Requirement — Copy each line of the data below exactly, leaving out pictures.
────────
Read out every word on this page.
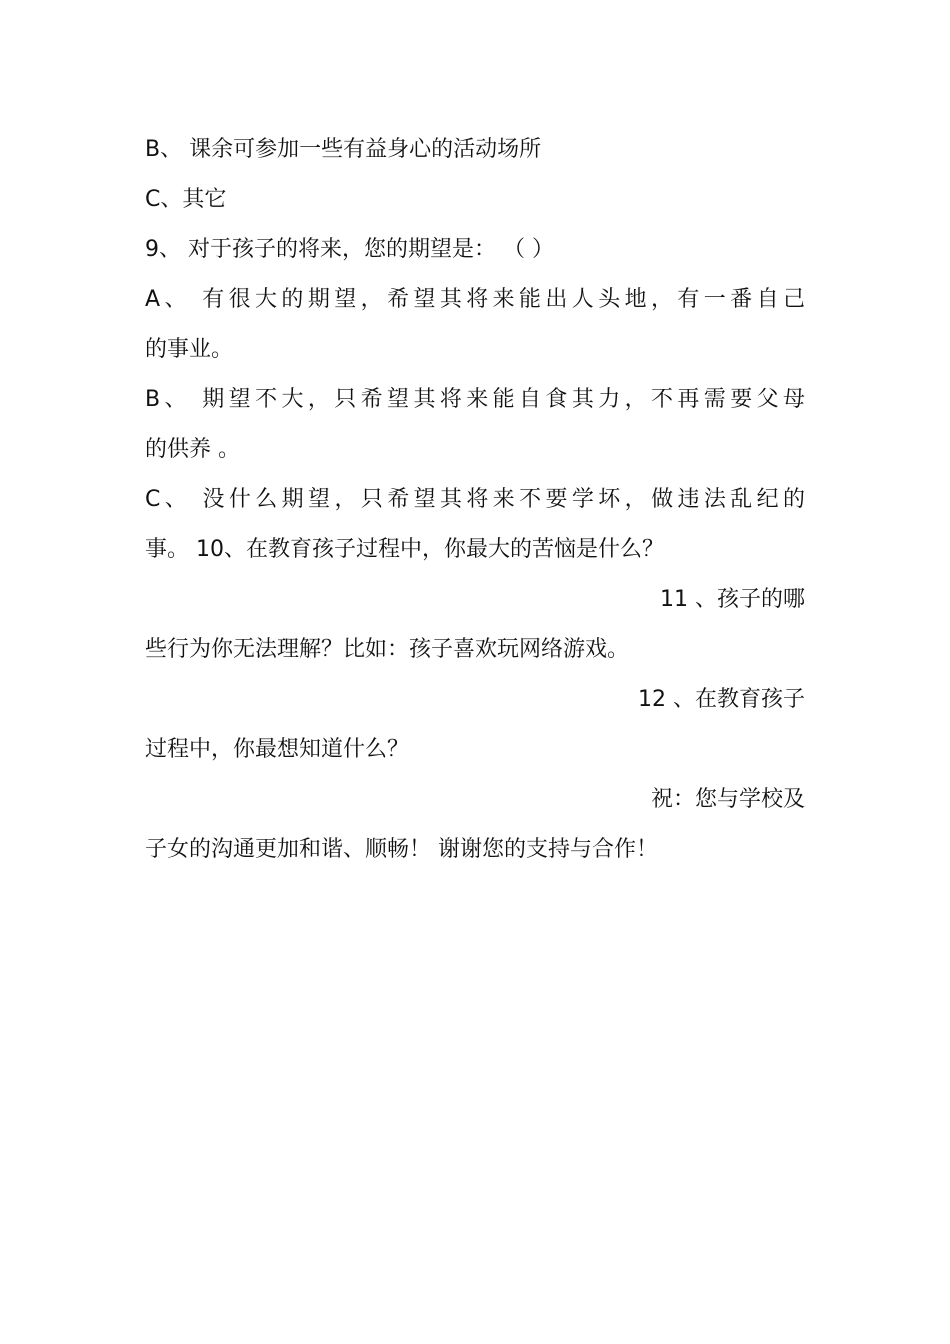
B、 课余可参加一些有益身心的活动场所
C、其它
9、 对于孩子的将来，您的期望是： （ ）
A、 有很大的期望，希望其将来能出人头地，有一番自己
的事业。
B、 期望不大，只希望其将来能自食其力，不再需要父母
的供养 。
C、 没什么期望，只希望其将来不要学坏，做违法乱纪的
事。 10、在教育孩子过程中，你最大的苦恼是什么？
11 、孩子的哪
些行为你无法理解？比如：孩子喜欢玩网络游戏。
12 、在教育孩子
过程中，你最想知道什么？
祝：您与学校及
子女的沟通更加和谐、顺畅！ 谢谢您的支持与合作！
────────
Output of the task —
Read out every word on this page.
B、 课余可参加一些有益身心的活动场所
C、其它
9、 对于孩子的将来，您的期望是： （ ）
A、 有很大的期望，希望其将来能出人头地，有一番自己
的事业。
B、 期望不大，只希望其将来能自食其力，不再需要父母
的供养 。
C、 没什么期望，只希望其将来不要学坏，做违法乱纪的
事。 10、在教育孩子过程中，你最大的苦恼是什么？
11 、孩子的哪
些行为你无法理解？比如：孩子喜欢玩网络游戏。
12 、在教育孩子
过程中，你最想知道什么？
祝：您与学校及
子女的沟通更加和谐、顺畅！ 谢谢您的支持与合作！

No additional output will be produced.